* _SHORT PROBLEM_
Read the records below. Copy each line where the string "会員限定" occurs.

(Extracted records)

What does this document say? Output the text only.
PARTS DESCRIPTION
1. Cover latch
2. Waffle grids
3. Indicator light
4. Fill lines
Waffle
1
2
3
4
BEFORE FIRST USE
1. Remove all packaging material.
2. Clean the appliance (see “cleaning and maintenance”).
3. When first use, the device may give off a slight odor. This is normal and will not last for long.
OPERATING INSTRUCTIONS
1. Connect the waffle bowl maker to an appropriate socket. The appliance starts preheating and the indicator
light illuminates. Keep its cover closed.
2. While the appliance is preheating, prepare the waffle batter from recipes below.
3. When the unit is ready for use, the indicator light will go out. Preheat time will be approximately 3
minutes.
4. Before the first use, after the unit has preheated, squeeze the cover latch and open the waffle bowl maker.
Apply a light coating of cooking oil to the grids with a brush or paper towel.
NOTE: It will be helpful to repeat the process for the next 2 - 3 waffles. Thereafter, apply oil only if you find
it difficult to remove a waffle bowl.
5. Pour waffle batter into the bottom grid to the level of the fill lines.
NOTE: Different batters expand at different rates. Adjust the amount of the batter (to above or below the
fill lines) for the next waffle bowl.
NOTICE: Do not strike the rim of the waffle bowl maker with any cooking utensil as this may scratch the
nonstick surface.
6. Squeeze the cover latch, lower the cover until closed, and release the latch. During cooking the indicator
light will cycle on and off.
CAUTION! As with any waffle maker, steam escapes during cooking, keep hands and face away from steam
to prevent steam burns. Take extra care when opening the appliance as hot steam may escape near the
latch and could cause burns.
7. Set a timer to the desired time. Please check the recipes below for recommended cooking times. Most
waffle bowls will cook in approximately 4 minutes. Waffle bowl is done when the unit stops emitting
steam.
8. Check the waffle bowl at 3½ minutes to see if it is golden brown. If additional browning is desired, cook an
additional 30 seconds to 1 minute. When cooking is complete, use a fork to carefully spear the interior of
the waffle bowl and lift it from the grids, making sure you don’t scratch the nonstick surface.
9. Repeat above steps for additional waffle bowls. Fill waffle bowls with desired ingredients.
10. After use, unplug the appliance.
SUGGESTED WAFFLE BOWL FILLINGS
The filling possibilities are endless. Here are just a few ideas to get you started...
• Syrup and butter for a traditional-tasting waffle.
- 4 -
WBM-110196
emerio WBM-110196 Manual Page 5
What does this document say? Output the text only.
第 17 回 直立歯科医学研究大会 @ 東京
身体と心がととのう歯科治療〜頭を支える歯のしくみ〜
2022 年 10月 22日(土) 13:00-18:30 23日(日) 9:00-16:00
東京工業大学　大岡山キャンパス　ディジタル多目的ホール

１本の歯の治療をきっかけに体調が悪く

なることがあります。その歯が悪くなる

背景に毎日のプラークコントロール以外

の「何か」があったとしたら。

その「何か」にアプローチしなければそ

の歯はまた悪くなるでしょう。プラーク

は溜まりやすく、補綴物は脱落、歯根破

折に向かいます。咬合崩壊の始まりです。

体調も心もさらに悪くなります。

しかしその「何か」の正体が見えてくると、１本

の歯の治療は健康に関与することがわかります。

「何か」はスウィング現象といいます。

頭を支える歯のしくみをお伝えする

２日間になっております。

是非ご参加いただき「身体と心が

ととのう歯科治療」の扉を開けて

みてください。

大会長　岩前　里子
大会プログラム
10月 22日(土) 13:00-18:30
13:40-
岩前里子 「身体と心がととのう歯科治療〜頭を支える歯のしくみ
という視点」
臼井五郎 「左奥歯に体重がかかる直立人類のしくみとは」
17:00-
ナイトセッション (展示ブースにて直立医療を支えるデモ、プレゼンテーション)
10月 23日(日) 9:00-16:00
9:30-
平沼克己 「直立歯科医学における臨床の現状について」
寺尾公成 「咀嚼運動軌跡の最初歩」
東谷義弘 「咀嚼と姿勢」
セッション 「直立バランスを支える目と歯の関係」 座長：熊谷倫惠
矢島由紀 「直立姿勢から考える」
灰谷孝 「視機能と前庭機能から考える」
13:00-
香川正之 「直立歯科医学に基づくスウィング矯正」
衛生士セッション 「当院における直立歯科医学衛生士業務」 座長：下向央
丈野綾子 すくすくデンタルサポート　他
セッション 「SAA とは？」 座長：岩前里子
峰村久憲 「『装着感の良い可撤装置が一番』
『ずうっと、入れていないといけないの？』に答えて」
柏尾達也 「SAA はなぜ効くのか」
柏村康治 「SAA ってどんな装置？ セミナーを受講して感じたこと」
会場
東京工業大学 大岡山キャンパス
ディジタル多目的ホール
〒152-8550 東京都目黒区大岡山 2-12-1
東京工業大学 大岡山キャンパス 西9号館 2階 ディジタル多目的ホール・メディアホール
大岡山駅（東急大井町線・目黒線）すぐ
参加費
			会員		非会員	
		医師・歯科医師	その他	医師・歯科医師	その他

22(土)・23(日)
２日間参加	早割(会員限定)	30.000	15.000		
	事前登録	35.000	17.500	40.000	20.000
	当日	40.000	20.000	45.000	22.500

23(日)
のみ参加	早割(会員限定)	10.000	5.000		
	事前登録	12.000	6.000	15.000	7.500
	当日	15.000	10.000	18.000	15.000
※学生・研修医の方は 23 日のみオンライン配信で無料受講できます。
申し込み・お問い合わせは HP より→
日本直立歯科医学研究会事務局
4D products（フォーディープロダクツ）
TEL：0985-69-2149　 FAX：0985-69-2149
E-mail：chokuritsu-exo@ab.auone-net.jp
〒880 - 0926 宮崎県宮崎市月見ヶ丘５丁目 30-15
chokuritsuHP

* _RIGHT ANSWER_
２日間参加	早割(会員限定)	30.000	15.000		
のみ参加	早割(会員限定)	10.000	5.000		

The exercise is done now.